OBJECTIVE |
Quote all entries in full, exactly.

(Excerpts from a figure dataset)
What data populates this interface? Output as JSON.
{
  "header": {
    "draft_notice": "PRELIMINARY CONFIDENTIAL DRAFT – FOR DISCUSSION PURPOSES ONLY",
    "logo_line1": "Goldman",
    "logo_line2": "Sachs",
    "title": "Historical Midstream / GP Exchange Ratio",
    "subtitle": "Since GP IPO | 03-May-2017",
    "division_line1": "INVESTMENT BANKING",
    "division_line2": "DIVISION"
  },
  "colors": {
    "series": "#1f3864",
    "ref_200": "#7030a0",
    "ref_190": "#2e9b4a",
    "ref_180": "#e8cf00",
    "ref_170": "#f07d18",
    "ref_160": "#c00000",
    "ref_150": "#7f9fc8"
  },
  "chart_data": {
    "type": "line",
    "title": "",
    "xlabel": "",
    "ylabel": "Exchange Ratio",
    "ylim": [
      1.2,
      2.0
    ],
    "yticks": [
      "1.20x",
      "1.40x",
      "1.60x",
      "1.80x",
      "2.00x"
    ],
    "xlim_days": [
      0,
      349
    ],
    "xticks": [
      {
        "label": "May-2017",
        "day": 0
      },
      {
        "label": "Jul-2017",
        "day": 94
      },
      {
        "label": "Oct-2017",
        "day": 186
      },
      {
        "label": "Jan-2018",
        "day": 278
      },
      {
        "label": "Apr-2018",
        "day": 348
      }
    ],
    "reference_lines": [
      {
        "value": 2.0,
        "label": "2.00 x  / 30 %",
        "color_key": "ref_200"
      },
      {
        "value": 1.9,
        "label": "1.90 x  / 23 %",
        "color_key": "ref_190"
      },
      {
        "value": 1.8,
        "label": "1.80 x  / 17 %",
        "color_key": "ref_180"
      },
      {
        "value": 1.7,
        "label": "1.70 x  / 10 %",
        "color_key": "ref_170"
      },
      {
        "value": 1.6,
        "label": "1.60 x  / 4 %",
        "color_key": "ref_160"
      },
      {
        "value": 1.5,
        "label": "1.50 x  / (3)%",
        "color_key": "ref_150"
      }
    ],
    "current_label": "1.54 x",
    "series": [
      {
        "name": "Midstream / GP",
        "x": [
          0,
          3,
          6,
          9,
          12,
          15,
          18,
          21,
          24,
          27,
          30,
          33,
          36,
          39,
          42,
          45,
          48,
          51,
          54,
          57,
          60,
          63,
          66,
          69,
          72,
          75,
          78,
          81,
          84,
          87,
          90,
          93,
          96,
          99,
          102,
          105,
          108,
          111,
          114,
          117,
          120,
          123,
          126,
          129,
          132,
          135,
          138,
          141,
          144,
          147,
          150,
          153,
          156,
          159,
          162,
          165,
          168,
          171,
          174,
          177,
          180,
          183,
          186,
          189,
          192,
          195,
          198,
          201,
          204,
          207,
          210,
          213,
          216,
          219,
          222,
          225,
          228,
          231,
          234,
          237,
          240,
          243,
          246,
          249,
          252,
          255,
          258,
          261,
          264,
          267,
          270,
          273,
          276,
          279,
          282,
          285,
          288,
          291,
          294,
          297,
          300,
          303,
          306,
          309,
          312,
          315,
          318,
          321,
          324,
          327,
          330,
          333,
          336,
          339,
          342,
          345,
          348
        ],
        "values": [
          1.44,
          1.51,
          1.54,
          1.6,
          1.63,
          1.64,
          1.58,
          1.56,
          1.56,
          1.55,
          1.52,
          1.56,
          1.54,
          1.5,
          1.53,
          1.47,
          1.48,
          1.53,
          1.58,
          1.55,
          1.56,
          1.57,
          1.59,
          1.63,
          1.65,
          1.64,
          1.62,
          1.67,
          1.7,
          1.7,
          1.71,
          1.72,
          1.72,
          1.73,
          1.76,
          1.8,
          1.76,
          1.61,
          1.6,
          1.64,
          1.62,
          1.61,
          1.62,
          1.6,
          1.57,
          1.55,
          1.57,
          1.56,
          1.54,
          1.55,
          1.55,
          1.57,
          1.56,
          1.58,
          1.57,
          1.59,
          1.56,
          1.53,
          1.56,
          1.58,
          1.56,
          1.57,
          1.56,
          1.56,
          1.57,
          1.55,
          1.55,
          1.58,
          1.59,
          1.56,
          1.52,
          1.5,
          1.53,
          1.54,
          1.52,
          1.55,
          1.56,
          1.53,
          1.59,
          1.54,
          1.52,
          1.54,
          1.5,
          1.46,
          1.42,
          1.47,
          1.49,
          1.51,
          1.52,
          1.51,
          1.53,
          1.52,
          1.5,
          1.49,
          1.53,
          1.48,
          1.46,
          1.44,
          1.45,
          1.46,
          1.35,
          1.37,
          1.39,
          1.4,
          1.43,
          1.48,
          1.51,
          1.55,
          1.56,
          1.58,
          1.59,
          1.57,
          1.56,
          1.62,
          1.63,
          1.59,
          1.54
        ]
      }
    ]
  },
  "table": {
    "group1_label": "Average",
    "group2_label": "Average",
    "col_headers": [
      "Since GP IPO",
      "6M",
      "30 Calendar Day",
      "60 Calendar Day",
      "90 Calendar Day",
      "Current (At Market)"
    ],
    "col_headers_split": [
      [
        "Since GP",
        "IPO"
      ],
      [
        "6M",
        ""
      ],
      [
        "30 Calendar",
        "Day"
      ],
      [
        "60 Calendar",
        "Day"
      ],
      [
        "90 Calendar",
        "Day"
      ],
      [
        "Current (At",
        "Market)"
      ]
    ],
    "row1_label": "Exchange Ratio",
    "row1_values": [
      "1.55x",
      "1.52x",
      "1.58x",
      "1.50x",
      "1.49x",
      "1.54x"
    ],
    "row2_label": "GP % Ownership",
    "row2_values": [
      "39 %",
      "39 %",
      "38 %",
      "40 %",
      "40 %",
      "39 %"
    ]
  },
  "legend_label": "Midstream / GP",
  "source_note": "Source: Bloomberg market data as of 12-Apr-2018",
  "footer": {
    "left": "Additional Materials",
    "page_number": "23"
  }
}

TASK OUTPUT |
What data populates this interface? Output as JSON.
{
  "header": {
    "draft_notice": "PRELIMINARY CONFIDENTIAL DRAFT – FOR DISCUSSION PURPOSES ONLY",
    "logo_line1": "Goldman",
    "logo_line2": "Sachs",
    "title": "Historical Midstream / GP Exchange Ratio",
    "subtitle": "Since GP IPO | 03-May-2017",
    "division_line1": "INVESTMENT BANKING",
    "division_line2": "DIVISION"
  },
  "colors": {
    "series": "#1f3864",
    "ref_200": "#7030a0",
    "ref_190": "#2e9b4a",
    "ref_180": "#e8cf00",
    "ref_170": "#f07d18",
    "ref_160": "#c00000",
    "ref_150": "#7f9fc8"
  },
  "chart_data": {
    "type": "line",
    "title": "",
    "xlabel": "",
    "ylabel": "Exchange Ratio",
    "ylim": [
      1.2,
      2.0
    ],
    "yticks": [
      "1.20x",
      "1.40x",
      "1.60x",
      "1.80x",
      "2.00x"
    ],
    "xlim_days": [
      0,
      349
    ],
    "xticks": [
      {
        "label": "May-2017",
        "day": 0
      },
      {
        "label": "Jul-2017",
        "day": 94
      },
      {
        "label": "Oct-2017",
        "day": 186
      },
      {
        "label": "Jan-2018",
        "day": 278
      },
      {
        "label": "Apr-2018",
        "day": 348
      }
    ],
    "reference_lines": [
      {
        "value": 2.0,
        "label": "2.00 x  / 30 %",
        "color_key": "ref_200"
      },
      {
        "value": 1.9,
        "label": "1.90 x  / 23 %",
        "color_key": "ref_190"
      },
      {
        "value": 1.8,
        "label": "1.80 x  / 17 %",
        "color_key": "ref_180"
      },
      {
        "value": 1.7,
        "label": "1.70 x  / 10 %",
        "color_key": "ref_170"
      },
      {
        "value": 1.6,
        "label": "1.60 x  / 4 %",
        "color_key": "ref_160"
      },
      {
        "value": 1.5,
        "label": "1.50 x  / (3)%",
        "color_key": "ref_150"
      }
    ],
    "current_label": "1.54 x",
    "series": [
      {
        "name": "Midstream / GP",
        "x": [
          0,
          3,
          6,
          9,
          12,
          15,
          18,
          21,
          24,
          27,
          30,
          33,
          36,
          39,
          42,
          45,
          48,
          51,
          54,
          57,
          60,
          63,
          66,
          69,
          72,
          75,
          78,
          81,
          84,
          87,
          90,
          93,
          96,
          99,
          102,
          105,
          108,
          111,
          114,
          117,
          120,
          123,
          126,
          129,
          132,
          135,
          138,
          141,
          144,
          147,
          150,
          153,
          156,
          159,
          162,
          165,
          168,
          171,
          174,
          177,
          180,
          183,
          186,
          189,
          192,
          195,
          198,
          201,
          204,
          207,
          210,
          213,
          216,
          219,
          222,
          225,
          228,
          231,
          234,
          237,
          240,
          243,
          246,
          249,
          252,
          255,
          258,
          261,
          264,
          267,
          270,
          273,
          276,
          279,
          282,
          285,
          288,
          291,
          294,
          297,
          300,
          303,
          306,
          309,
          312,
          315,
          318,
          321,
          324,
          327,
          330,
          333,
          336,
          339,
          342,
          345,
          348
        ],
        "values": [
          1.44,
          1.51,
          1.54,
          1.6,
          1.63,
          1.64,
          1.58,
          1.56,
          1.56,
          1.55,
          1.52,
          1.56,
          1.54,
          1.5,
          1.53,
          1.47,
          1.48,
          1.53,
          1.58,
          1.55,
          1.56,
          1.57,
          1.59,
          1.63,
          1.65,
          1.64,
          1.62,
          1.67,
          1.7,
          1.7,
          1.71,
          1.72,
          1.72,
          1.73,
          1.76,
          1.8,
          1.76,
          1.61,
          1.6,
          1.64,
          1.62,
          1.61,
          1.62,
          1.6,
          1.57,
          1.55,
          1.57,
          1.56,
          1.54,
          1.55,
          1.55,
          1.57,
          1.56,
          1.58,
          1.57,
          1.59,
          1.56,
          1.53,
          1.56,
          1.58,
          1.56,
          1.57,
          1.56,
          1.56,
          1.57,
          1.55,
          1.55,
          1.58,
          1.59,
          1.56,
          1.52,
          1.5,
          1.53,
          1.54,
          1.52,
          1.55,
          1.56,
          1.53,
          1.59,
          1.54,
          1.52,
          1.54,
          1.5,
          1.46,
          1.42,
          1.47,
          1.49,
          1.51,
          1.52,
          1.51,
          1.53,
          1.52,
          1.5,
          1.49,
          1.53,
          1.48,
          1.46,
          1.44,
          1.45,
          1.46,
          1.35,
          1.37,
          1.39,
          1.4,
          1.43,
          1.48,
          1.51,
          1.55,
          1.56,
          1.58,
          1.59,
          1.57,
          1.56,
          1.62,
          1.63,
          1.59,
          1.54
        ]
      }
    ]
  },
  "table": {
    "group1_label": "Average",
    "group2_label": "Average",
    "col_headers": [
      "Since GP IPO",
      "6M",
      "30 Calendar Day",
      "60 Calendar Day",
      "90 Calendar Day",
      "Current (At Market)"
    ],
    "col_headers_split": [
      [
        "Since GP",
        "IPO"
      ],
      [
        "6M",
        ""
      ],
      [
        "30 Calendar",
        "Day"
      ],
      [
        "60 Calendar",
        "Day"
      ],
      [
        "90 Calendar",
        "Day"
      ],
      [
        "Current (At",
        "Market)"
      ]
    ],
    "row1_label": "Exchange Ratio",
    "row1_values": [
      "1.55x",
      "1.52x",
      "1.58x",
      "1.50x",
      "1.49x",
      "1.54x"
    ],
    "row2_label": "GP % Ownership",
    "row2_values": [
      "39 %",
      "39 %",
      "38 %",
      "40 %",
      "40 %",
      "39 %"
    ]
  },
  "legend_label": "Midstream / GP",
  "source_note": "Source: Bloomberg market data as of 12-Apr-2018",
  "footer": {
    "left": "Additional Materials",
    "page_number": "23"
  }
}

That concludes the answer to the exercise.